Task to complete:
Identify each line below containing the string "ylabel" and copy it.

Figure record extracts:

═══

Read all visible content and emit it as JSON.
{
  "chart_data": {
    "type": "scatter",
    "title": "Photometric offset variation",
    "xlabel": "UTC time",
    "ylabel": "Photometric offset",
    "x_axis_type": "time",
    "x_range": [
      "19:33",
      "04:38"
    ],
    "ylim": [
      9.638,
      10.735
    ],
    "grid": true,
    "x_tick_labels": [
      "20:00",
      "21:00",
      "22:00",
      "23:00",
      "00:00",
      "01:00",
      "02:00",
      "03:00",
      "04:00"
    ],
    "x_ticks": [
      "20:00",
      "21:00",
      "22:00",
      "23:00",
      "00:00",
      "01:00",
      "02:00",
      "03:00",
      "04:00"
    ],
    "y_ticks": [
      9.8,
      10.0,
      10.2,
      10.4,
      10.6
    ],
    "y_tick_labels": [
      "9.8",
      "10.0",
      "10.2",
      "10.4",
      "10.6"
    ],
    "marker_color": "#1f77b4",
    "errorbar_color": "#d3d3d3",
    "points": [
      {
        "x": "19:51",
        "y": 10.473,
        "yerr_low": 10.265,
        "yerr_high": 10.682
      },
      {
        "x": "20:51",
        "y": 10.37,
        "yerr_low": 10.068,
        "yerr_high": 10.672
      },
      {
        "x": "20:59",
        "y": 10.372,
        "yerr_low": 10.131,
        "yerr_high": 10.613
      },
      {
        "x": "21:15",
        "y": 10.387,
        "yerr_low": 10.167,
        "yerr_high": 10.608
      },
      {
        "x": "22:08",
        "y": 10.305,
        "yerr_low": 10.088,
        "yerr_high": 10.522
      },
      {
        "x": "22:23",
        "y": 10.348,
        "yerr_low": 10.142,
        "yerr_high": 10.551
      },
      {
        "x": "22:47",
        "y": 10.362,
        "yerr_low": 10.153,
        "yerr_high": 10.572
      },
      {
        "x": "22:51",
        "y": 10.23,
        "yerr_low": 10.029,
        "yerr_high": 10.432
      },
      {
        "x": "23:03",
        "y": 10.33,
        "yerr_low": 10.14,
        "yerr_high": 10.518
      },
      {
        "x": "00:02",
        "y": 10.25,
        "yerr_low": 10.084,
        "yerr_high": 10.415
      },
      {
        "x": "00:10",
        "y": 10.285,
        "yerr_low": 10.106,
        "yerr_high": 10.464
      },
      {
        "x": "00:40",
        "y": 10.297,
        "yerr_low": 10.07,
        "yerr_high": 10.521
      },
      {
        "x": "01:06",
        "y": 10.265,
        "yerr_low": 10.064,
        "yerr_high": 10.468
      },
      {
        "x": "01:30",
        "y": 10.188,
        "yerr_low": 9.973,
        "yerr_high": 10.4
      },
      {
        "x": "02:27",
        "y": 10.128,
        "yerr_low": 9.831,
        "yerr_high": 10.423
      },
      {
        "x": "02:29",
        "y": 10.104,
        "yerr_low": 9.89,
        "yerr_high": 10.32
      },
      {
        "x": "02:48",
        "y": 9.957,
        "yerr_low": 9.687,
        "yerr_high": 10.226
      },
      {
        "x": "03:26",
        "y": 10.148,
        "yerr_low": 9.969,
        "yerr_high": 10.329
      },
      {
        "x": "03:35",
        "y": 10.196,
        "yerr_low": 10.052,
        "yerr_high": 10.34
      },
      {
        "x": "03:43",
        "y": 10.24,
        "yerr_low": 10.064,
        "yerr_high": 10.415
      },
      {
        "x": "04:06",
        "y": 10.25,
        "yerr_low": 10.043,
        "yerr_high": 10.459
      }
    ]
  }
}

═══

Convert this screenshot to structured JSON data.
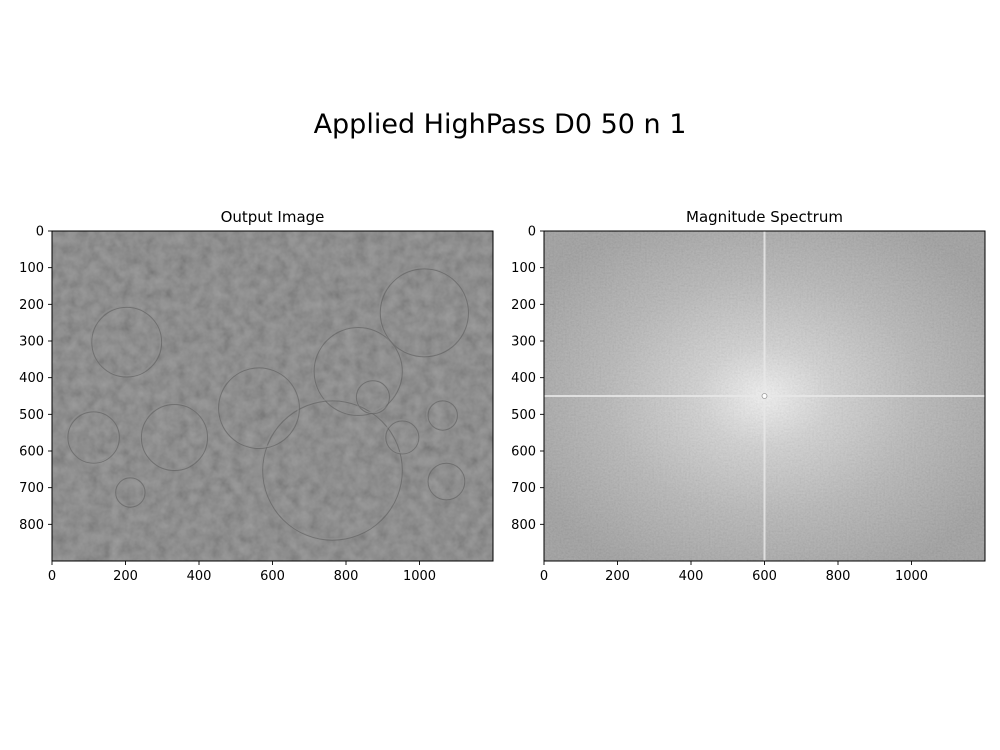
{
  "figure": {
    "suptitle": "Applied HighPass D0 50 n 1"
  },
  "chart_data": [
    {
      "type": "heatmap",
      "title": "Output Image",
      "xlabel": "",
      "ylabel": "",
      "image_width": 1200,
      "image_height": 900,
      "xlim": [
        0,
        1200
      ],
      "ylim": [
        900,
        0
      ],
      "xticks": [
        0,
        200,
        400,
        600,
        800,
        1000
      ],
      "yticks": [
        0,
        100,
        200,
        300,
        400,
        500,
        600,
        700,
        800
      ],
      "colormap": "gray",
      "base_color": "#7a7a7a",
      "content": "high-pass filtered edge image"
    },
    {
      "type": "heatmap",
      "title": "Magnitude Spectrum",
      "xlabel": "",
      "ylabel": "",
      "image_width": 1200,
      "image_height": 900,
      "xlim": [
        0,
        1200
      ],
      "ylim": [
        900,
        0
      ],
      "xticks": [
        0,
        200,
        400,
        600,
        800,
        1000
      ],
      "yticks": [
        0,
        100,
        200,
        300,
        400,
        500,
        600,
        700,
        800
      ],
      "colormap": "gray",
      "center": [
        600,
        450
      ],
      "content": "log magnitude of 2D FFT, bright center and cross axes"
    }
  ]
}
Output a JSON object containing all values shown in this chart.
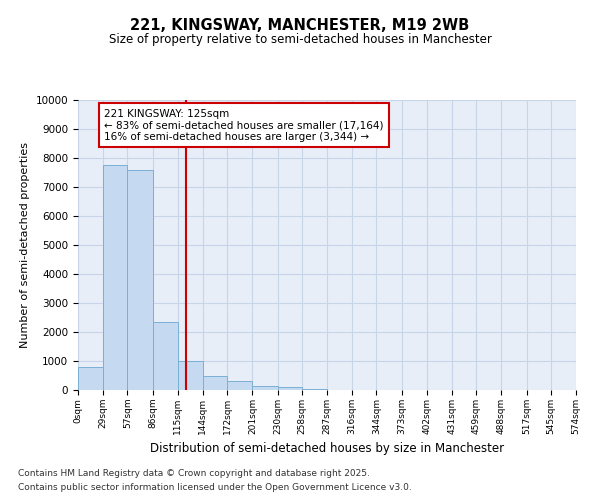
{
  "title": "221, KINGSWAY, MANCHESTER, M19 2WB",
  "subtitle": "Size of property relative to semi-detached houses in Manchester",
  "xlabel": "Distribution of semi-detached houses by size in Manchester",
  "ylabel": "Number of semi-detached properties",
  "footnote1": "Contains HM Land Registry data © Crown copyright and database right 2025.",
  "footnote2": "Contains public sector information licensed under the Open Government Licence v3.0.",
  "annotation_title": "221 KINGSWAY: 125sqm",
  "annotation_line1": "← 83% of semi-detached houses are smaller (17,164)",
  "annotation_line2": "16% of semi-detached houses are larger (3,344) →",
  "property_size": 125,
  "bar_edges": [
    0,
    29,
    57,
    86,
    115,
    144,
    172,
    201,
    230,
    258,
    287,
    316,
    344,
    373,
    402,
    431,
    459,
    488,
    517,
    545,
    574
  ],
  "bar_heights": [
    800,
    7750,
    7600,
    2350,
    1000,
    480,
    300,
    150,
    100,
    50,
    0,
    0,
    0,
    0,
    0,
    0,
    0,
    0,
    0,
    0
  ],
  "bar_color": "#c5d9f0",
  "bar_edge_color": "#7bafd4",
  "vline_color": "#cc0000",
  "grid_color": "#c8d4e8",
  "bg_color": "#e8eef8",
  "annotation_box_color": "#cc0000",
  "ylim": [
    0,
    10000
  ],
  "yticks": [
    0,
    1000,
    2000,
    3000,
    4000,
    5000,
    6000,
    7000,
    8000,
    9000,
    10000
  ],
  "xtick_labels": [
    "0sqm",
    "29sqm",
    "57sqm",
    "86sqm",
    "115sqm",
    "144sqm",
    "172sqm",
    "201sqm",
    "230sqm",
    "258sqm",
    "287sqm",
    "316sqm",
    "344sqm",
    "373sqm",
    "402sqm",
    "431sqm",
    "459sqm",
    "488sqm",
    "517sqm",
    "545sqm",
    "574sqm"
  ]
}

═══

Solution:
    "ylabel": "Photometric offset",
      "ylabel": "",
      "ylabel": "",
  "ylabel": "Number of semi-detached properties",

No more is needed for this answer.